Exercise directions:
Will you quote all of the entries, word for word?

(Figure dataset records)
>>>

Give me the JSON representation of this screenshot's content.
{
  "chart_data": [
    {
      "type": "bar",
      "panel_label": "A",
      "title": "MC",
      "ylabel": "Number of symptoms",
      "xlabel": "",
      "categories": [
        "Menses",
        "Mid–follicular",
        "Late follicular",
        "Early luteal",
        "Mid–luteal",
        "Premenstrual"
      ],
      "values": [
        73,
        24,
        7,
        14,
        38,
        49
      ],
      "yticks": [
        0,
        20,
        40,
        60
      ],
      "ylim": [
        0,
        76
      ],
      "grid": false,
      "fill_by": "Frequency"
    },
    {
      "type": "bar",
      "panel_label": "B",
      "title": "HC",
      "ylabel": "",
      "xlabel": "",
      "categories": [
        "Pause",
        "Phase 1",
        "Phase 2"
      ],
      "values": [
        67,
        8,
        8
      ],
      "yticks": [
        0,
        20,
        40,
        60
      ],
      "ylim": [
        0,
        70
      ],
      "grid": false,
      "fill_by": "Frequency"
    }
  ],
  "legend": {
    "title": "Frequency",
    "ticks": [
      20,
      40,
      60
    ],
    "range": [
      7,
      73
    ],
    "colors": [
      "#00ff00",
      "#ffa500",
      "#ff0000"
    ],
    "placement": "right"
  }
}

<<<

Response:
Give me the JSON representation of this screenshot's content.
{
  "chart_data": [
    {
      "type": "bar",
      "panel_label": "A",
      "title": "MC",
      "ylabel": "Number of symptoms",
      "xlabel": "",
      "categories": [
        "Menses",
        "Mid–follicular",
        "Late follicular",
        "Early luteal",
        "Mid–luteal",
        "Premenstrual"
      ],
      "values": [
        73,
        24,
        7,
        14,
        38,
        49
      ],
      "yticks": [
        0,
        20,
        40,
        60
      ],
      "ylim": [
        0,
        76
      ],
      "grid": false,
      "fill_by": "Frequency"
    },
    {
      "type": "bar",
      "panel_label": "B",
      "title": "HC",
      "ylabel": "",
      "xlabel": "",
      "categories": [
        "Pause",
        "Phase 1",
        "Phase 2"
      ],
      "values": [
        67,
        8,
        8
      ],
      "yticks": [
        0,
        20,
        40,
        60
      ],
      "ylim": [
        0,
        70
      ],
      "grid": false,
      "fill_by": "Frequency"
    }
  ],
  "legend": {
    "title": "Frequency",
    "ticks": [
      20,
      40,
      60
    ],
    "range": [
      7,
      73
    ],
    "colors": [
      "#00ff00",
      "#ffa500",
      "#ff0000"
    ],
    "placement": "right"
  }
}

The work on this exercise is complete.